Directive: Find each line holding "TradingView" and copy it out.

Data section:
BEGIN
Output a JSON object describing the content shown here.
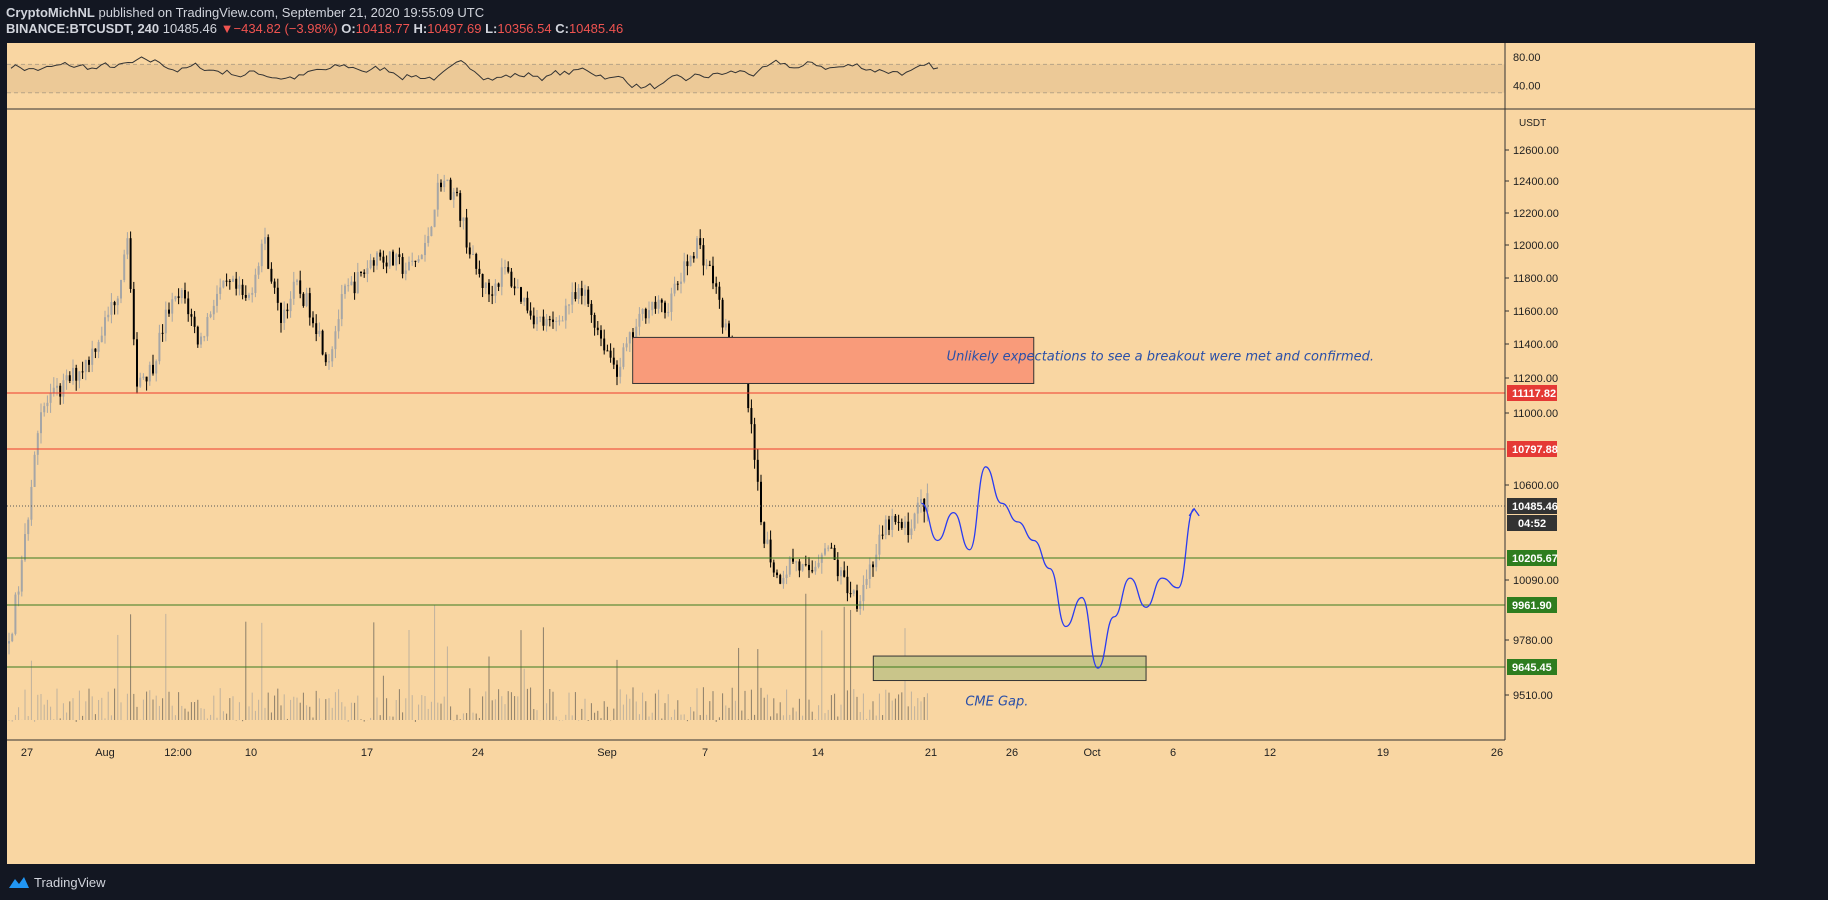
{
  "header": {
    "author": "CryptoMichNL",
    "published_text": "published on TradingView.com, September 21, 2020 19:55:09 UTC",
    "symbol": "BINANCE:BTCUSDT, 240",
    "last": "10485.46",
    "change": "−434.82 (−3.98%)",
    "o_label": "O:",
    "o": "10418.77",
    "h_label": "H:",
    "h": "10497.69",
    "l_label": "L:",
    "l": "10356.54",
    "c_label": "C:",
    "c": "10485.46"
  },
  "footer": {
    "brand": "TradingView"
  },
  "colors": {
    "background": "#f9d6a2",
    "up_candle": "#a6a6a6",
    "down_candle": "#000000",
    "red_level": "#ef3b2c",
    "green_level": "#3c7a1e",
    "projection": "#2a3cf0",
    "resistance_zone": "#f99b7a",
    "cme_gap_zone": "#c9c58a",
    "annotation_text": "#2a4fa8"
  },
  "chart_data": {
    "type": "candlestick",
    "symbol": "BINANCE:BTCUSDT",
    "interval": "240",
    "currency": "USDT",
    "x_tick_labels": [
      "27",
      "Aug",
      "12:00",
      "10",
      "17",
      "24",
      "Sep",
      "7",
      "14",
      "21",
      "26",
      "Oct",
      "6",
      "12",
      "19",
      "26"
    ],
    "y_tick_labels": [
      "12600.00",
      "12400.00",
      "12200.00",
      "12000.00",
      "11800.00",
      "11600.00",
      "11400.00",
      "11200.00",
      "11000.00",
      "10600.00",
      "10090.00",
      "9780.00",
      "9510.00"
    ],
    "ylim": [
      9430,
      12780
    ],
    "horizontal_levels": [
      {
        "label": "11117.82",
        "value": 11117.82,
        "kind": "resistance"
      },
      {
        "label": "10797.88",
        "value": 10797.88,
        "kind": "resistance"
      },
      {
        "label": "10485.46",
        "value": 10485.46,
        "kind": "last-price"
      },
      {
        "label": "10205.67",
        "value": 10205.67,
        "kind": "support"
      },
      {
        "label": "9961.90",
        "value": 9961.9,
        "kind": "support"
      },
      {
        "label": "9645.45",
        "value": 9645.45,
        "kind": "support"
      }
    ],
    "countdown": "04:52",
    "zones": [
      {
        "kind": "resistance",
        "date_from": "2020-09-03",
        "date_to": "2020-09-28",
        "price_from": 11170,
        "price_to": 11440
      },
      {
        "kind": "cme-gap",
        "date_from": "2020-09-18",
        "date_to": "2020-10-05",
        "price_from": 9580,
        "price_to": 9700
      }
    ],
    "annotations": [
      {
        "text": "Unlikely expectations to see a breakout were met and confirmed."
      },
      {
        "text": "CME Gap."
      }
    ],
    "price_path": [
      [
        "2020-07-26",
        9700
      ],
      [
        "2020-07-27",
        10200
      ],
      [
        "2020-07-28",
        11000
      ],
      [
        "2020-07-29",
        11100
      ],
      [
        "2020-07-30",
        11200
      ],
      [
        "2020-07-31",
        11300
      ],
      [
        "2020-08-01",
        11500
      ],
      [
        "2020-08-02",
        11750
      ],
      [
        "2020-08-02T12:00",
        12100
      ],
      [
        "2020-08-03",
        11200
      ],
      [
        "2020-08-04",
        11250
      ],
      [
        "2020-08-05",
        11600
      ],
      [
        "2020-08-06",
        11700
      ],
      [
        "2020-08-07",
        11400
      ],
      [
        "2020-08-08",
        11700
      ],
      [
        "2020-08-09",
        11750
      ],
      [
        "2020-08-10",
        11650
      ],
      [
        "2020-08-11",
        12050
      ],
      [
        "2020-08-12",
        11550
      ],
      [
        "2020-08-13",
        11750
      ],
      [
        "2020-08-14",
        11600
      ],
      [
        "2020-08-15",
        11300
      ],
      [
        "2020-08-16",
        11700
      ],
      [
        "2020-08-17",
        11800
      ],
      [
        "2020-08-18",
        11950
      ],
      [
        "2020-08-19",
        11900
      ],
      [
        "2020-08-20",
        11850
      ],
      [
        "2020-08-21",
        11950
      ],
      [
        "2020-08-22",
        12420
      ],
      [
        "2020-08-23",
        12300
      ],
      [
        "2020-08-24",
        11900
      ],
      [
        "2020-08-25",
        11700
      ],
      [
        "2020-08-26",
        11850
      ],
      [
        "2020-08-27",
        11700
      ],
      [
        "2020-08-28",
        11550
      ],
      [
        "2020-08-29",
        11500
      ],
      [
        "2020-08-30",
        11650
      ],
      [
        "2020-08-31",
        11700
      ],
      [
        "2020-09-01",
        11450
      ],
      [
        "2020-09-02",
        11250
      ],
      [
        "2020-09-03",
        11450
      ],
      [
        "2020-09-04",
        11650
      ],
      [
        "2020-09-05",
        11600
      ],
      [
        "2020-09-06",
        11800
      ],
      [
        "2020-09-07",
        12020
      ],
      [
        "2020-09-08",
        11800
      ],
      [
        "2020-09-09",
        11400
      ],
      [
        "2020-09-10",
        11200
      ],
      [
        "2020-09-11",
        10400
      ],
      [
        "2020-09-12",
        10100
      ],
      [
        "2020-09-13",
        10200
      ],
      [
        "2020-09-14",
        10100
      ],
      [
        "2020-09-15",
        10300
      ],
      [
        "2020-09-16",
        10100
      ],
      [
        "2020-09-17",
        10000
      ],
      [
        "2020-09-18",
        10200
      ],
      [
        "2020-09-19",
        10400
      ],
      [
        "2020-09-20",
        10350
      ],
      [
        "2020-09-21",
        10500
      ]
    ],
    "projection_path": [
      [
        "2020-09-21",
        10500
      ],
      [
        "2020-09-22",
        10300
      ],
      [
        "2020-09-23",
        10450
      ],
      [
        "2020-09-24",
        10250
      ],
      [
        "2020-09-25",
        10700
      ],
      [
        "2020-09-26",
        10500
      ],
      [
        "2020-09-27",
        10400
      ],
      [
        "2020-09-28",
        10300
      ],
      [
        "2020-09-29",
        10150
      ],
      [
        "2020-09-30",
        9850
      ],
      [
        "2020-10-01",
        10000
      ],
      [
        "2020-10-02",
        9640
      ],
      [
        "2020-10-03",
        9900
      ],
      [
        "2020-10-04",
        10100
      ],
      [
        "2020-10-05",
        9950
      ],
      [
        "2020-10-06",
        10100
      ],
      [
        "2020-10-07",
        10050
      ],
      [
        "2020-10-08",
        10470
      ]
    ],
    "rsi": {
      "y_tick_labels": [
        "80.00",
        "40.00"
      ],
      "band": [
        30,
        70
      ]
    }
  }
}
END
Solution to this task:
    "published_text": "published on TradingView.com, September 21, 2020 19:55:09 UTC",
    "brand": "TradingView"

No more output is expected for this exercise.